[start]

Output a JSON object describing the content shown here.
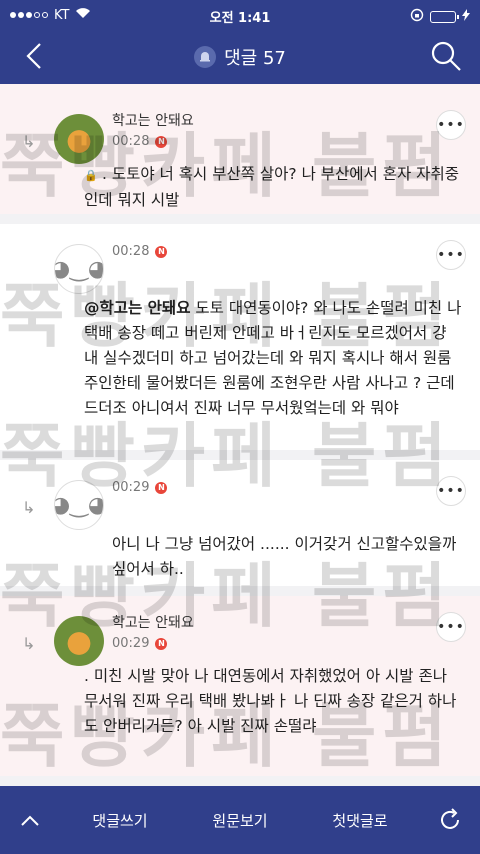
{
  "status_bar": {
    "carrier": "KT",
    "time": "오전 1:41"
  },
  "header": {
    "title": "댓글 57"
  },
  "comments": [
    {
      "author": "학고는 안돼요",
      "time": "00:28",
      "new": "N",
      "secret": "🔒",
      "body": ".  도토야 너 혹시 부산쪽 살아? 나 부산에서 혼자 자취중인데 뭐지 시발"
    },
    {
      "author": "",
      "time": "00:28",
      "new": "N",
      "mention": "@학고는 안돼요",
      "body": "  도토 대연동이야? 와 나도 손떨려 미친 나 택배 송장 떼고 버린제 안떼고 바ㅓ린지도 모르겠어서 걍 내 실수겠더미 하고 넘어갔는데 와 뭐지 혹시나 해서 원룸 주인한테 물어봤더든 원룸에 조현우란 사람 사나고 ? 근데 드더조 아니여서 진짜 너무 무서웠엌는데 와 뭐야"
    },
    {
      "author": "",
      "time": "00:29",
      "new": "N",
      "body": "아니 나 그냥 넘어갔어 ...... 이거갖거 신고할수있을까싶어서 하.."
    },
    {
      "author": "학고는 안돼요",
      "time": "00:29",
      "new": "N",
      "body": ".  미친 시발 맞아 나 대연동에서 자취했었어 아 시발 존나 무서워 진짜 우리 택배 봤나봐ㅏ 나 딘짜 송장 같은거 하나도 안버리거든? 아 시발 진짜 손떨랴"
    }
  ],
  "watermark": "쭉빵카페 불펌 금지",
  "bottom_bar": {
    "write": "댓글쓰기",
    "view_original": "원문보기",
    "first_comment": "첫댓글로"
  }
}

[end]

Skip the pictures, then retype every line above exactly.

## Response to this task
Output a JSON object describing the content shown here.
{
  "status_bar": {
    "carrier": "KT",
    "time": "오전 1:41"
  },
  "header": {
    "title": "댓글 57"
  },
  "comments": [
    {
      "author": "학고는 안돼요",
      "time": "00:28",
      "new": "N",
      "secret": "🔒",
      "body": ".  도토야 너 혹시 부산쪽 살아? 나 부산에서 혼자 자취중인데 뭐지 시발"
    },
    {
      "author": "",
      "time": "00:28",
      "new": "N",
      "mention": "@학고는 안돼요",
      "body": "  도토 대연동이야? 와 나도 손떨려 미친 나 택배 송장 떼고 버린제 안떼고 바ㅓ린지도 모르겠어서 걍 내 실수겠더미 하고 넘어갔는데 와 뭐지 혹시나 해서 원룸 주인한테 물어봤더든 원룸에 조현우란 사람 사나고 ? 근데 드더조 아니여서 진짜 너무 무서웠엌는데 와 뭐야"
    },
    {
      "author": "",
      "time": "00:29",
      "new": "N",
      "body": "아니 나 그냥 넘어갔어 ...... 이거갖거 신고할수있을까싶어서 하.."
    },
    {
      "author": "학고는 안돼요",
      "time": "00:29",
      "new": "N",
      "body": ".  미친 시발 맞아 나 대연동에서 자취했었어 아 시발 존나 무서워 진짜 우리 택배 봤나봐ㅏ 나 딘짜 송장 같은거 하나도 안버리거든? 아 시발 진짜 손떨랴"
    }
  ],
  "watermark": "쭉빵카페 불펌 금지",
  "bottom_bar": {
    "write": "댓글쓰기",
    "view_original": "원문보기",
    "first_comment": "첫댓글로"
  }
}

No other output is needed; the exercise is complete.